■ SHORT TASK ■
Write only the number of lines in the records beneath that hold "true".

■ SOURCE RECORDS ■

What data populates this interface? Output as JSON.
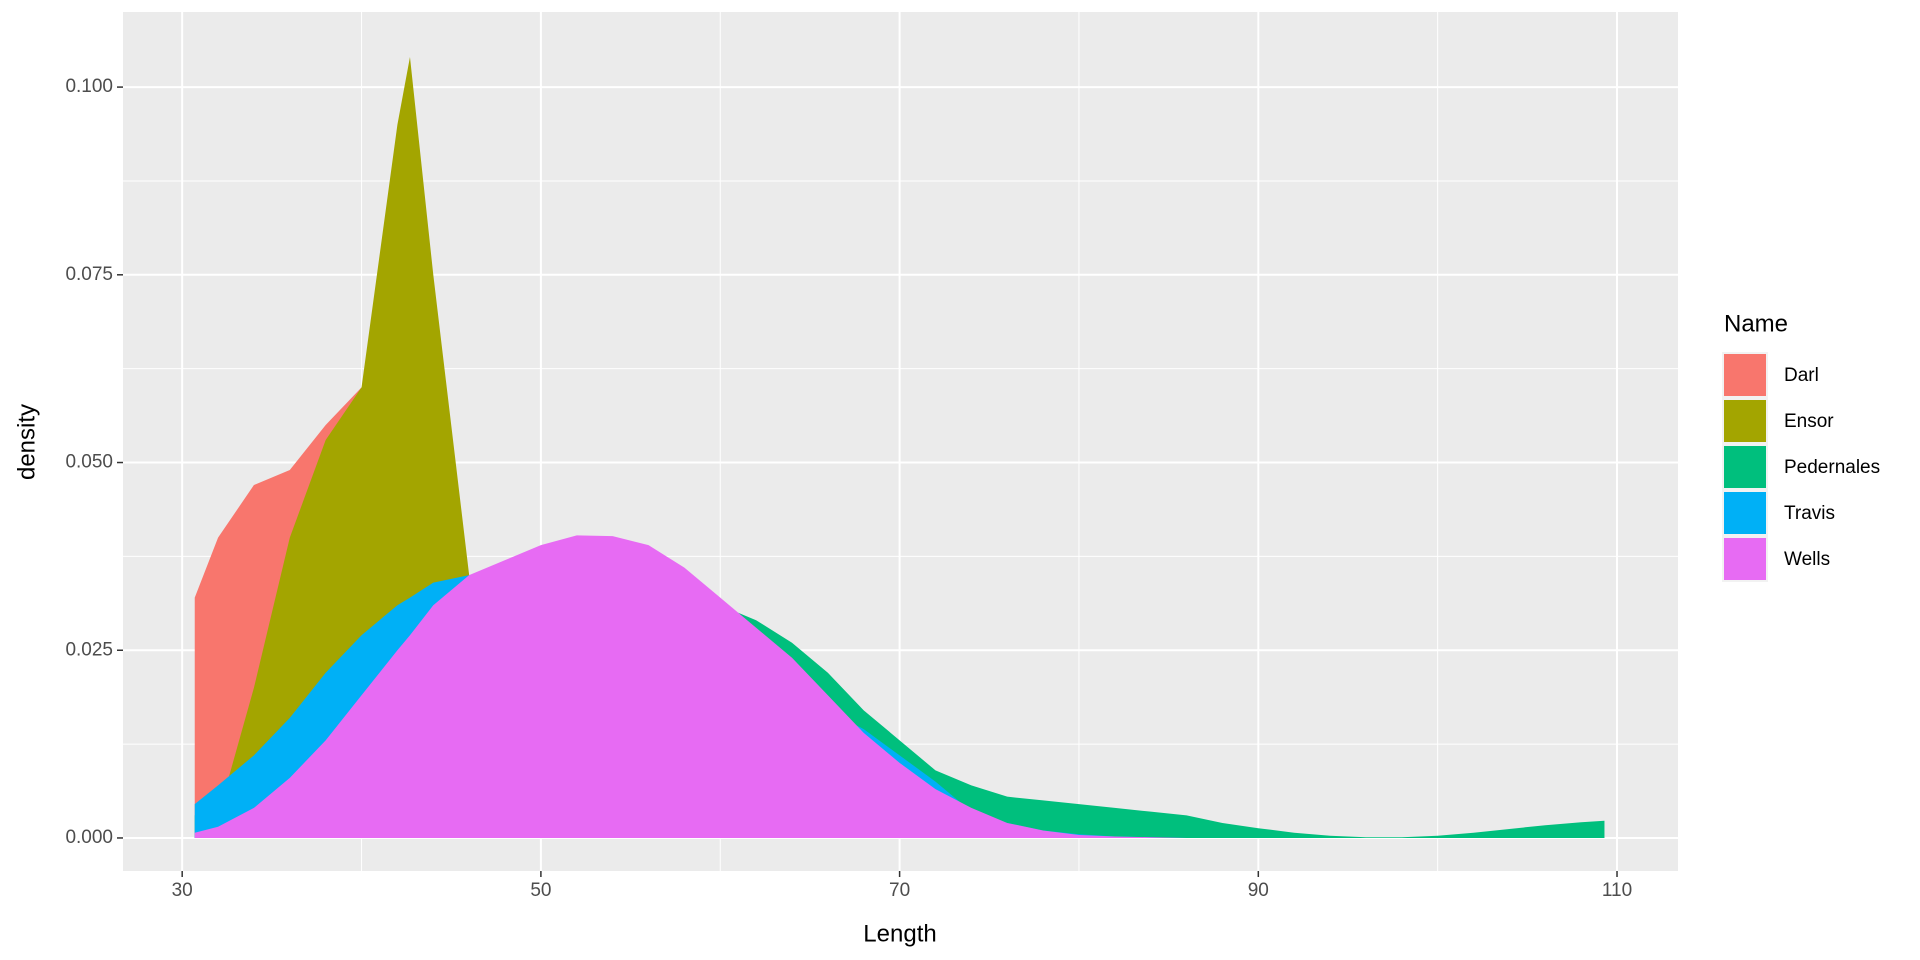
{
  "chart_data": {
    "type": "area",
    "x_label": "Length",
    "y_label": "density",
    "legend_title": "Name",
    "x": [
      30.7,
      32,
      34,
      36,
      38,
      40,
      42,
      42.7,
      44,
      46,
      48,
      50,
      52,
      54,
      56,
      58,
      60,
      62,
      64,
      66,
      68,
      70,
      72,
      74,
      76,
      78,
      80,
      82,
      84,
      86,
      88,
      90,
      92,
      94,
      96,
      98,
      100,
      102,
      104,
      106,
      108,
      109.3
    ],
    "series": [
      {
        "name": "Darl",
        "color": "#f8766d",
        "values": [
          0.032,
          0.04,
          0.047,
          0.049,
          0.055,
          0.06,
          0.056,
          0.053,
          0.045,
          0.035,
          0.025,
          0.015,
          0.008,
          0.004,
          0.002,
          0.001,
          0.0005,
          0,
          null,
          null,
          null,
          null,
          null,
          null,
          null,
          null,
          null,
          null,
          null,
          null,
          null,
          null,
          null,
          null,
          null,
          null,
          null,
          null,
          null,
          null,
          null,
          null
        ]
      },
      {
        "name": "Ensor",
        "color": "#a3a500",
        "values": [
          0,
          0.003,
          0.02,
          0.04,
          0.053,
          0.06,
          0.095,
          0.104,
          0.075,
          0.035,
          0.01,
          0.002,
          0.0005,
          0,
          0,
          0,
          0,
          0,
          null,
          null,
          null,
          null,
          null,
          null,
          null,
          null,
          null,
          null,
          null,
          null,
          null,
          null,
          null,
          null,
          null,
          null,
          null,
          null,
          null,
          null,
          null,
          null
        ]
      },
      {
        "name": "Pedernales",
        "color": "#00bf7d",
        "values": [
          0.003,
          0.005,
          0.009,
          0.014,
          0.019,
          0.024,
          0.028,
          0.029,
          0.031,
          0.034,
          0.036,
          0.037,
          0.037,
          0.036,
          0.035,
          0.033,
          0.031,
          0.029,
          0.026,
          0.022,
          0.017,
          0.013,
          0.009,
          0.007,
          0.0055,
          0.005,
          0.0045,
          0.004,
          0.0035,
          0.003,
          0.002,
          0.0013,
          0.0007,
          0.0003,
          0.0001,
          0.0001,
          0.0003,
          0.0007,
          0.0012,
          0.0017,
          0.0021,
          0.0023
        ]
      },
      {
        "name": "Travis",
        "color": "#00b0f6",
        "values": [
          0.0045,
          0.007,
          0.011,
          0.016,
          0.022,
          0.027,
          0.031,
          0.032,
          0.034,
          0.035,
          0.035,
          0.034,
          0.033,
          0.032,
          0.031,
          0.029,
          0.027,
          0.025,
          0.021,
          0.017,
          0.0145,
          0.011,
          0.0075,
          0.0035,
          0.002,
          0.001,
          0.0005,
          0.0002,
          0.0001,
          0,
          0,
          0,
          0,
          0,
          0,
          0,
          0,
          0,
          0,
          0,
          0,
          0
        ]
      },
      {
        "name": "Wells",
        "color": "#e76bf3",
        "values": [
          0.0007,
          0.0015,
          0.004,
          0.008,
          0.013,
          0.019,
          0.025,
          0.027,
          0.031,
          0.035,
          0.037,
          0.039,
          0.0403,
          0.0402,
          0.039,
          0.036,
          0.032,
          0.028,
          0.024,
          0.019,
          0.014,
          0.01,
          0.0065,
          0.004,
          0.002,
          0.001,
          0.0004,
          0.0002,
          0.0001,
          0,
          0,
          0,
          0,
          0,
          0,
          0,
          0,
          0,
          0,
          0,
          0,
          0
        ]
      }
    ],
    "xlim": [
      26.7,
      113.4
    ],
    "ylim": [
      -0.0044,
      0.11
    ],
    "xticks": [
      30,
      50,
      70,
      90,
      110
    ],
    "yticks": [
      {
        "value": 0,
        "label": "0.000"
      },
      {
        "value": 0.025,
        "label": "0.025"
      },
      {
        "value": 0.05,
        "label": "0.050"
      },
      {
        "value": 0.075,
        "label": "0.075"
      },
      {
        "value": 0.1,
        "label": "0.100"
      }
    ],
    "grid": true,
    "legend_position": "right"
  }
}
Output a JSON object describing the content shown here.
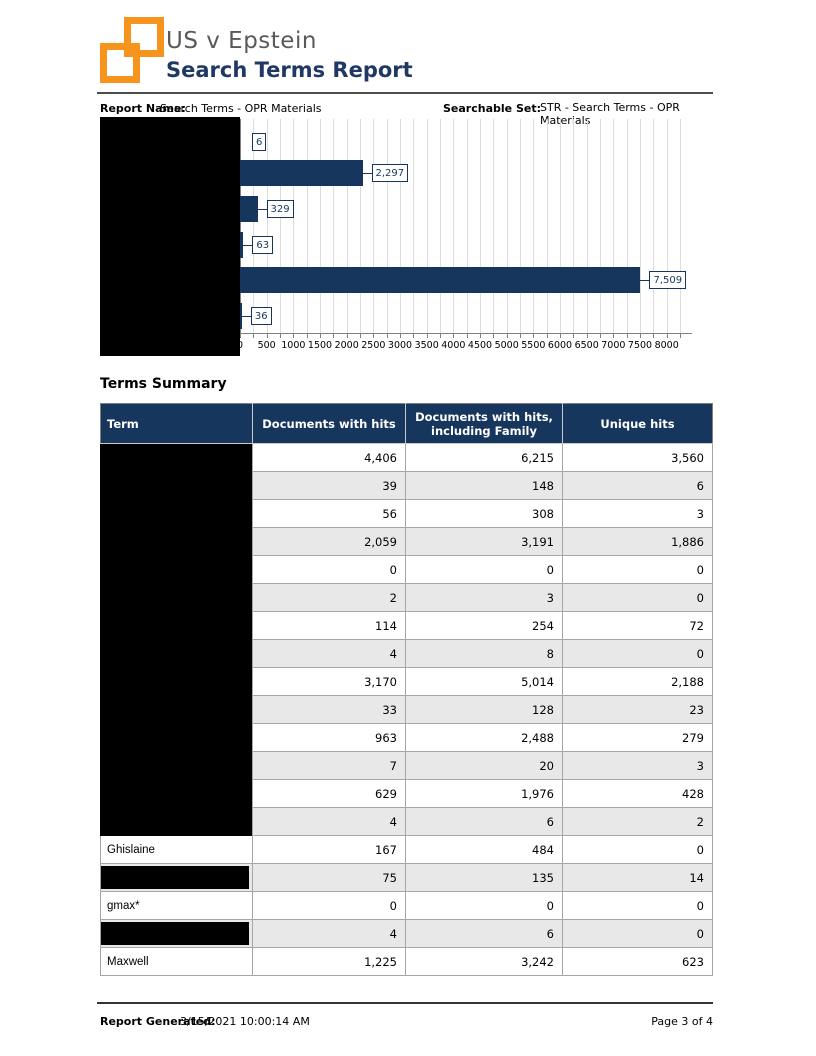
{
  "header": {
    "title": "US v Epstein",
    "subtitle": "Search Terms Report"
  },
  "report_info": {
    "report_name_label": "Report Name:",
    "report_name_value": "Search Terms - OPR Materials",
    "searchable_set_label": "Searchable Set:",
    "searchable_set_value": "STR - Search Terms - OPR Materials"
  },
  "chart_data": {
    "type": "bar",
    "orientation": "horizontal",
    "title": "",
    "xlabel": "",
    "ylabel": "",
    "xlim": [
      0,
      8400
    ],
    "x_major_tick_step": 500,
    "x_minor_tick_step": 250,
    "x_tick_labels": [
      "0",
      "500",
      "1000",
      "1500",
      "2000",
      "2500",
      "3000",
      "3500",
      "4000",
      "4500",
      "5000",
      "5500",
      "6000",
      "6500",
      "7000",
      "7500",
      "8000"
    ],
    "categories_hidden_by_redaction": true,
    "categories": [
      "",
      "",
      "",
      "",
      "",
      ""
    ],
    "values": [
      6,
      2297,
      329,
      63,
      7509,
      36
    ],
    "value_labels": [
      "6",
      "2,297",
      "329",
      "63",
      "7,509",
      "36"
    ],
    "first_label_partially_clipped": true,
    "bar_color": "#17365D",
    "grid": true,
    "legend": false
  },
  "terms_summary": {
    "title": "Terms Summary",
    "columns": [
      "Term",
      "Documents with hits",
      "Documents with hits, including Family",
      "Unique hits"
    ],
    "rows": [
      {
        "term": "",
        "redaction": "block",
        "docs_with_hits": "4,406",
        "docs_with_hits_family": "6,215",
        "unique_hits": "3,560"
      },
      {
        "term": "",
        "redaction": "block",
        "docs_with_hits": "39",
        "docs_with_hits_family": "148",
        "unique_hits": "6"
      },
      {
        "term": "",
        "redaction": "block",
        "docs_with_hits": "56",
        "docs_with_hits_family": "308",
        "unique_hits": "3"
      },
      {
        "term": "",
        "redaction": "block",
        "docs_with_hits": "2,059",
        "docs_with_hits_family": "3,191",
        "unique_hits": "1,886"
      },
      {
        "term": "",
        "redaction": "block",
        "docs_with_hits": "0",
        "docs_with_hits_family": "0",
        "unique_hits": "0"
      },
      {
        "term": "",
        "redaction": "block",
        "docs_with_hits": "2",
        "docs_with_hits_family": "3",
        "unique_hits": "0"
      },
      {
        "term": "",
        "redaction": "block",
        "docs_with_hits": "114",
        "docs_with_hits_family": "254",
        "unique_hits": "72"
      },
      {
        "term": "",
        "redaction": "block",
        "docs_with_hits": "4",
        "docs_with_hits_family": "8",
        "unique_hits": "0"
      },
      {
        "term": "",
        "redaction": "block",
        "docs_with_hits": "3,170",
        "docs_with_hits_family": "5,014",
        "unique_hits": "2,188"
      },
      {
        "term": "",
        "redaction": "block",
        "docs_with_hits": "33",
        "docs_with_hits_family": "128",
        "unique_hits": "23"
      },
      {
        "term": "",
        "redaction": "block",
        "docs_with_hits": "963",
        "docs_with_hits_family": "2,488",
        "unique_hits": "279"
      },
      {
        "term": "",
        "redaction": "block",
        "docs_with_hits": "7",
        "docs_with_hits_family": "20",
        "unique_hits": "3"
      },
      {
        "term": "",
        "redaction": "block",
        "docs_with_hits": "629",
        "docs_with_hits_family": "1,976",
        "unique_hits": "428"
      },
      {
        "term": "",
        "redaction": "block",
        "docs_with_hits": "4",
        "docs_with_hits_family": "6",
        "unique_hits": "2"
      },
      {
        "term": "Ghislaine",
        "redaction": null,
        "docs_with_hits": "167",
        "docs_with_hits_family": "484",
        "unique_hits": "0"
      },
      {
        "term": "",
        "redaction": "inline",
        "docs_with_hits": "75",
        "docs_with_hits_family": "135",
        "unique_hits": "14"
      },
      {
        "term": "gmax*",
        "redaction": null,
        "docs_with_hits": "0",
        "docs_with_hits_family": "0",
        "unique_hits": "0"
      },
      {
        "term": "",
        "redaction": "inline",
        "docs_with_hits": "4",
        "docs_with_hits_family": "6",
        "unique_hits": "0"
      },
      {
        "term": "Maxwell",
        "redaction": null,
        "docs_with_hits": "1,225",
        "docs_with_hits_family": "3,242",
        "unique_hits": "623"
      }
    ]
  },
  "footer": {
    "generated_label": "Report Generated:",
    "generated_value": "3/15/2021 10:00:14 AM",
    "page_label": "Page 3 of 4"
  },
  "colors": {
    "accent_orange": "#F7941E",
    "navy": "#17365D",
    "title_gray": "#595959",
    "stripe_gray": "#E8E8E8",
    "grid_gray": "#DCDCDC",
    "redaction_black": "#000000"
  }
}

■ RESPONSE TO THIS EXERCISE ■
4